> _GOAL_
Where does the string "marker" appear? Copy every line of the entries below that holds it.

[start of DATA TO USE]

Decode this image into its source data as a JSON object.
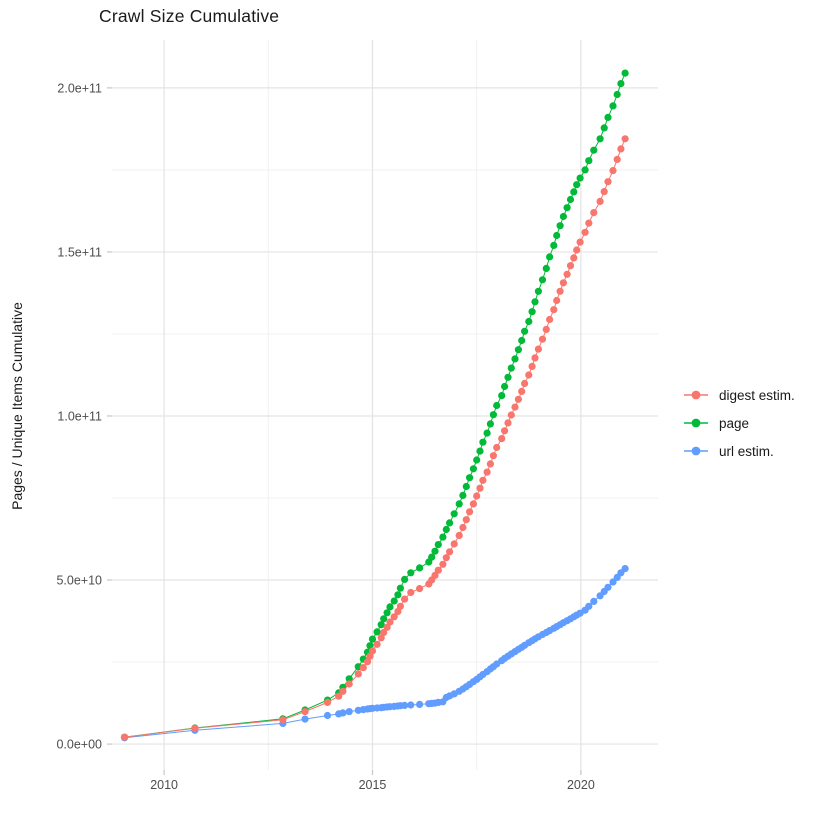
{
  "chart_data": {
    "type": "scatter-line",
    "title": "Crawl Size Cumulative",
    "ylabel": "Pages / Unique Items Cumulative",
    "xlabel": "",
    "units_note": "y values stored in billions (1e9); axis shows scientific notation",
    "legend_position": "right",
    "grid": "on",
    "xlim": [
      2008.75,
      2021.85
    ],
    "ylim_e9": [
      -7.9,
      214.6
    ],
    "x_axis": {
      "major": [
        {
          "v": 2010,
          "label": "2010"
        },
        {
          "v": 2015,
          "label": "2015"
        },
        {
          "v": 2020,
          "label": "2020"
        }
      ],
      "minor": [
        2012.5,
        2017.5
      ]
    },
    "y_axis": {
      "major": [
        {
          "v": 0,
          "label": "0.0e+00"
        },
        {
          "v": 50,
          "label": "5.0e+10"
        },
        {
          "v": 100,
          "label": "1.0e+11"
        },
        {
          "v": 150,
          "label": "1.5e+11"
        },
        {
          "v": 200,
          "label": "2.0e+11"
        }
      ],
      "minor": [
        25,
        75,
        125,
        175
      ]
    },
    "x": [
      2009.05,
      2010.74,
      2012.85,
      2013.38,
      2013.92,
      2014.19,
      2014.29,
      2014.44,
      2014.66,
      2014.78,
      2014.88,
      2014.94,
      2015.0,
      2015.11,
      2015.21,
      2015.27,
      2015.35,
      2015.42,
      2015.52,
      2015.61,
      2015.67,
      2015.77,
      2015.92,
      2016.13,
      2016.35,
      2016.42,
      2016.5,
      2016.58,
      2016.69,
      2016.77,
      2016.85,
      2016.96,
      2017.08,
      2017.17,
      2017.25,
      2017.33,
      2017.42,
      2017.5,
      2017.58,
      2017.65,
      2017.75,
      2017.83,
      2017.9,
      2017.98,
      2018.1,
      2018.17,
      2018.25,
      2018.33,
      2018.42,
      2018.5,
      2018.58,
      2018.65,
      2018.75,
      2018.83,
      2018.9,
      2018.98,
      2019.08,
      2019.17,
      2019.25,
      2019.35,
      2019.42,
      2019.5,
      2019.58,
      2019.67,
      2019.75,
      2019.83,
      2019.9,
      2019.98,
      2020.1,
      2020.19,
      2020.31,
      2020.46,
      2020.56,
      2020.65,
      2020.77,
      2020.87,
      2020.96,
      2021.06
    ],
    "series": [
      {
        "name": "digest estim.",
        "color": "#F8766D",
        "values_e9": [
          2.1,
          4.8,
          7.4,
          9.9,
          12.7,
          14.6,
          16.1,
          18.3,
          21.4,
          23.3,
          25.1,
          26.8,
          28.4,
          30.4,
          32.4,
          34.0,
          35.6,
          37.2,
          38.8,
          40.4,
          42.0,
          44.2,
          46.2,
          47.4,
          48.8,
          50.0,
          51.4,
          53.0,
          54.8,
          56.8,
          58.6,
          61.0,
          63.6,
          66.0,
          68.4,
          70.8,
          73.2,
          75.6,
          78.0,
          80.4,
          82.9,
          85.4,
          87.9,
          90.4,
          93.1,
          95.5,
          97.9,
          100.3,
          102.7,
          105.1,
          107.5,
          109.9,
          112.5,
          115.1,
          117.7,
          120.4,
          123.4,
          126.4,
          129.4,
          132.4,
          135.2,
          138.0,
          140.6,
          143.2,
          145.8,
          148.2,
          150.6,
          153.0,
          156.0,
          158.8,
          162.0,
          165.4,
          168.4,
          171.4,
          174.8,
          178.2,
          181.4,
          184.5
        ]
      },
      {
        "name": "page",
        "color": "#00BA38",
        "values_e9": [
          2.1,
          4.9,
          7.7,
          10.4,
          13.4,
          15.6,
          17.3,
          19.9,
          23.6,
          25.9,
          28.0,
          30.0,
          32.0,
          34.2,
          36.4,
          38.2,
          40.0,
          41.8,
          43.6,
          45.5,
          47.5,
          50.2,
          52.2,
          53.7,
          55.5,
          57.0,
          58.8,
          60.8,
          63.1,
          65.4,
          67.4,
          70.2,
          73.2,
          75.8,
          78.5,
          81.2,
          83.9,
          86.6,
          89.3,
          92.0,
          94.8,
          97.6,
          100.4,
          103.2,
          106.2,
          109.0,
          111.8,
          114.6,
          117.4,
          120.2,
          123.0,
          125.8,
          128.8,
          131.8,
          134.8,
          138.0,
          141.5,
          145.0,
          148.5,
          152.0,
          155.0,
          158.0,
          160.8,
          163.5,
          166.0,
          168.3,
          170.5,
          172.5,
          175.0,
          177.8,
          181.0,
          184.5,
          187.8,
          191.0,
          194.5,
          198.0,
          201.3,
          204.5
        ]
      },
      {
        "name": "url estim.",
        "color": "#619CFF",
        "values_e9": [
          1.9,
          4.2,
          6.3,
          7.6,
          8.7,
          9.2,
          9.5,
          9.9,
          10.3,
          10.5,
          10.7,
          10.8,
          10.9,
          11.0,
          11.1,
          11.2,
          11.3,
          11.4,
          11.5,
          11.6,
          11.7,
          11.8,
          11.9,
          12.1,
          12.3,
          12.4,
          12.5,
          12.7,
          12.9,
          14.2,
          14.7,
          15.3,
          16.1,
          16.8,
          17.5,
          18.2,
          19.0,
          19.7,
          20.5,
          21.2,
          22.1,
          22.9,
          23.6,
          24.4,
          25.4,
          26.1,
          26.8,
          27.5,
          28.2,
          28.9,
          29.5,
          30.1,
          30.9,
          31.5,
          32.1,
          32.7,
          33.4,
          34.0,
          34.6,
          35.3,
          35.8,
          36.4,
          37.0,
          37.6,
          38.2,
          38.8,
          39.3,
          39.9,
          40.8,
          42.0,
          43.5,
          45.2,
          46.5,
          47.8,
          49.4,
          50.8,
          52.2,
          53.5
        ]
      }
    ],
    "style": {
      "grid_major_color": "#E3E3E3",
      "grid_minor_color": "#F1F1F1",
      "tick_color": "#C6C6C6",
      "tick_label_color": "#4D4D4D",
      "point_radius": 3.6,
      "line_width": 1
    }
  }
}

[end of DATA TO USE]
[start of DATA TO USE]

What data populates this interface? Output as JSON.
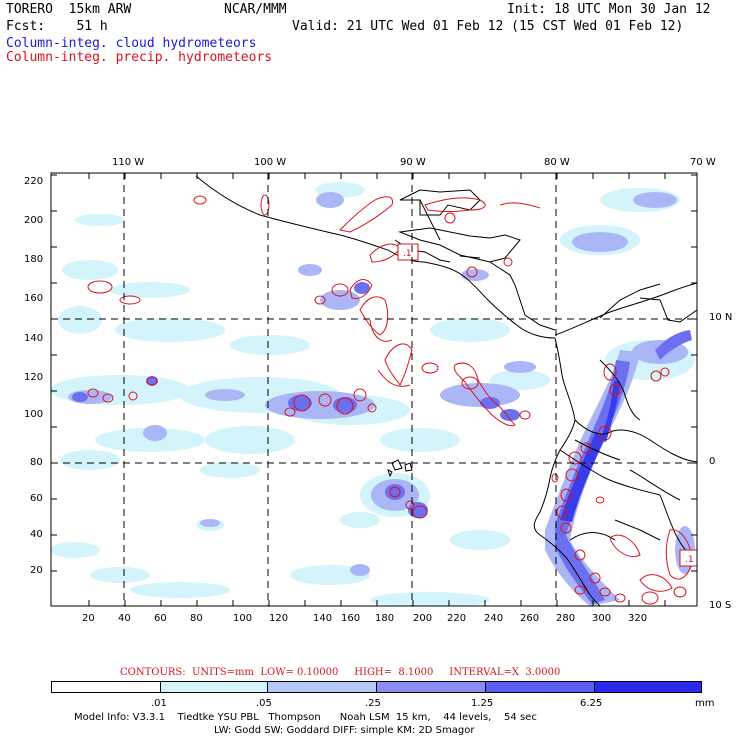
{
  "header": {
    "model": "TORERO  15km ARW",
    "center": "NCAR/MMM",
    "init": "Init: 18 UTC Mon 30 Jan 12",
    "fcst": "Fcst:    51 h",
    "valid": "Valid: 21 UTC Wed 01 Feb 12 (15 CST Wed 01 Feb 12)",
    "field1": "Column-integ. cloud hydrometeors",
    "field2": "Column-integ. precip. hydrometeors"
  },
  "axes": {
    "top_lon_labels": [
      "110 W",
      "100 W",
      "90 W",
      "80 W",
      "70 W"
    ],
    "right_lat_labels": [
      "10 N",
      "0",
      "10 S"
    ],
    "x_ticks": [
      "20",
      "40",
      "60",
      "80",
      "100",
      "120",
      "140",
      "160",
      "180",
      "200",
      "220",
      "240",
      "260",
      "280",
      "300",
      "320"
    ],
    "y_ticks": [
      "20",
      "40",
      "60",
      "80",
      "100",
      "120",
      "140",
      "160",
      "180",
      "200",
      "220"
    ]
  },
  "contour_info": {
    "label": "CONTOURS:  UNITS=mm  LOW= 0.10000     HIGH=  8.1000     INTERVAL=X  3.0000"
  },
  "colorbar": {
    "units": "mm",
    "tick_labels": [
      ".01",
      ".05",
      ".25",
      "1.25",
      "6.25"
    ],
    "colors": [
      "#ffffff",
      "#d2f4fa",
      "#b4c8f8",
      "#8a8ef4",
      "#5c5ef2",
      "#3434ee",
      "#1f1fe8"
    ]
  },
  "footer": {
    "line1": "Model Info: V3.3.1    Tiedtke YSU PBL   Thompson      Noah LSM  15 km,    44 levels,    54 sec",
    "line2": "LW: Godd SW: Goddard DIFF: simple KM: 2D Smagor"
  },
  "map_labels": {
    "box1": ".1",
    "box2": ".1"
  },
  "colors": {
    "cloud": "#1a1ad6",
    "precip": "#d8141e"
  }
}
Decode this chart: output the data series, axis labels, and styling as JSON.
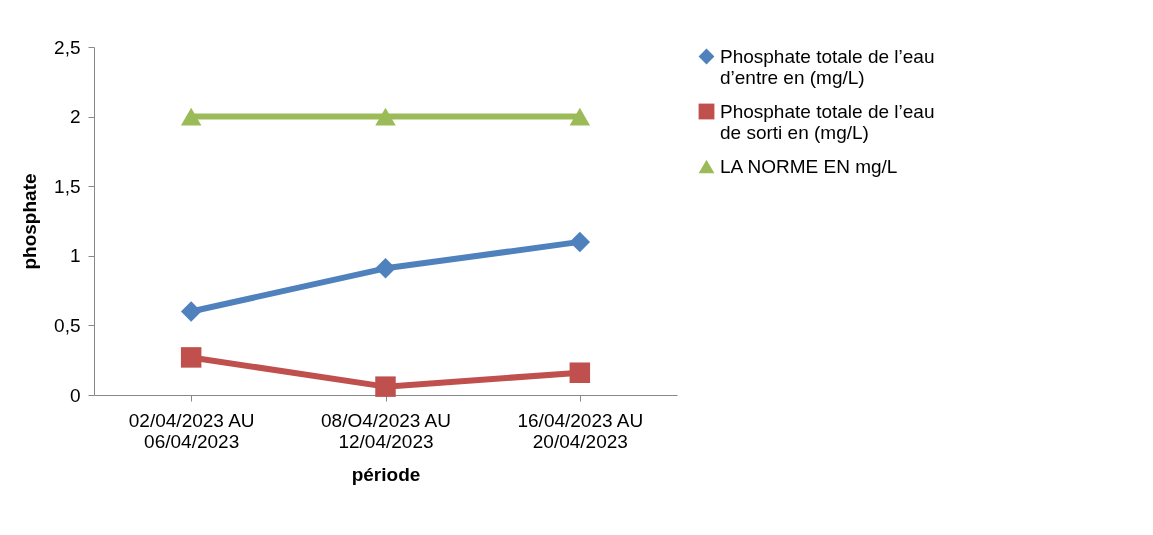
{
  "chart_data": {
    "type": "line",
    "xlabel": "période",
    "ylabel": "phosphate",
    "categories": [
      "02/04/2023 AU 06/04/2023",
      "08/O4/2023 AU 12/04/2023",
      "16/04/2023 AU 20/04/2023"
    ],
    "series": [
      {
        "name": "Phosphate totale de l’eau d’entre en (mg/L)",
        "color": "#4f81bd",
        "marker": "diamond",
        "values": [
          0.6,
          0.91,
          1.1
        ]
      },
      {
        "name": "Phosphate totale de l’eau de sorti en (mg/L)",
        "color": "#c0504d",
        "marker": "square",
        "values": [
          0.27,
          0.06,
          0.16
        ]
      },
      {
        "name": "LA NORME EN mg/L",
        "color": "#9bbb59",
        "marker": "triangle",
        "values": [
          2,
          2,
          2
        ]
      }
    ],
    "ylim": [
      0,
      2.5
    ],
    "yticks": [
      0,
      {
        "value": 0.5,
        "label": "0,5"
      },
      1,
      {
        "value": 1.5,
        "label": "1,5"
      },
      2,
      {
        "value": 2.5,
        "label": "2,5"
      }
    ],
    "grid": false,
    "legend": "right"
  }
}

[end of DATA TO USE]

> _ANSWER TO THE EXERCISE_
        "marker": "diamond",
        "marker": "square",
        "marker": "triangle",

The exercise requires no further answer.